**Written exercise**
Each line that holds the word "však" is to be identified and copied.

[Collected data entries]
+ + + + +

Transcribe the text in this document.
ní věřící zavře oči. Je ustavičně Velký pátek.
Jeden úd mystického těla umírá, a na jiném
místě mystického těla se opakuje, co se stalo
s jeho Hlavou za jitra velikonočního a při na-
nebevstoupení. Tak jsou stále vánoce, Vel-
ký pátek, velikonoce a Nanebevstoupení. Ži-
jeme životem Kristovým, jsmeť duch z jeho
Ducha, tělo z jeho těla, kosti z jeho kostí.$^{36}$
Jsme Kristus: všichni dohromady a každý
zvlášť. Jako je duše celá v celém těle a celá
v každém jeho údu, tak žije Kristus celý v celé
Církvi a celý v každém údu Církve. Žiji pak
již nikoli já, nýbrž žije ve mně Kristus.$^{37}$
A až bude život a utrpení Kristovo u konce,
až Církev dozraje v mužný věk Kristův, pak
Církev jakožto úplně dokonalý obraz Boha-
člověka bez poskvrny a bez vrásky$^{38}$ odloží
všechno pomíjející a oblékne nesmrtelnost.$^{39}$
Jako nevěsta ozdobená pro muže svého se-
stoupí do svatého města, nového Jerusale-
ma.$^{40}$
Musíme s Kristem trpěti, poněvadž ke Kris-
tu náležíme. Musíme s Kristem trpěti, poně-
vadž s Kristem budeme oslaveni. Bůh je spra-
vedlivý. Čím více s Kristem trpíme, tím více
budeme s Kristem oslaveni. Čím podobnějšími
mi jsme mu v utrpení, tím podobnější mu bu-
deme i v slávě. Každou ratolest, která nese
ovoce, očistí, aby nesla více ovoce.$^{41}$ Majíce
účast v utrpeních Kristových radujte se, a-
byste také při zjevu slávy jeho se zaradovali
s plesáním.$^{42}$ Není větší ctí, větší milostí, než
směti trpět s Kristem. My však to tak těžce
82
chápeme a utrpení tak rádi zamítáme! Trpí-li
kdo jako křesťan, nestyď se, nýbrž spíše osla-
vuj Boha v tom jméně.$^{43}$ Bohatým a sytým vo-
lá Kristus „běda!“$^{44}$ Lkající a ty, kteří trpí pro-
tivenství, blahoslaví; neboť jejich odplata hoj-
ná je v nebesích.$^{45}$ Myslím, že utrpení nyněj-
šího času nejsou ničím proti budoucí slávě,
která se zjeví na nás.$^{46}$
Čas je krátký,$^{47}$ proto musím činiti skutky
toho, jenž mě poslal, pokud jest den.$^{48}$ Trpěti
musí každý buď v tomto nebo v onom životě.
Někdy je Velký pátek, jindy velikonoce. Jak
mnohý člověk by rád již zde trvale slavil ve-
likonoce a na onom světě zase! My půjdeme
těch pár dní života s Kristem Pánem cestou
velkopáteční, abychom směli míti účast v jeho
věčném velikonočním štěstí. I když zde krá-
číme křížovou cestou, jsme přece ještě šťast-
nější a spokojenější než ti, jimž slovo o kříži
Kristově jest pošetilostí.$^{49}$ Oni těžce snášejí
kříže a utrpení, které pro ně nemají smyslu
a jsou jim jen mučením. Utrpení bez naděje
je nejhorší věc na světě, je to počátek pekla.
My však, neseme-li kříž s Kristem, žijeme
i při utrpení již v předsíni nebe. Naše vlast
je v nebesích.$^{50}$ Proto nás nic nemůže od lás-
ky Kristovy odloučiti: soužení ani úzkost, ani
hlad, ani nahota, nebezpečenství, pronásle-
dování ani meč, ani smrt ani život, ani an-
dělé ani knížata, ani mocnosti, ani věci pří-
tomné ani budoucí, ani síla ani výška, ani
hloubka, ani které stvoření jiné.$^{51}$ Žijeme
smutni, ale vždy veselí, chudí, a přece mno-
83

+ + + + +

**Solution**
směti trpět s Kristem. My však to tak těžce
My však, neseme-li kříž s Kristem, žijeme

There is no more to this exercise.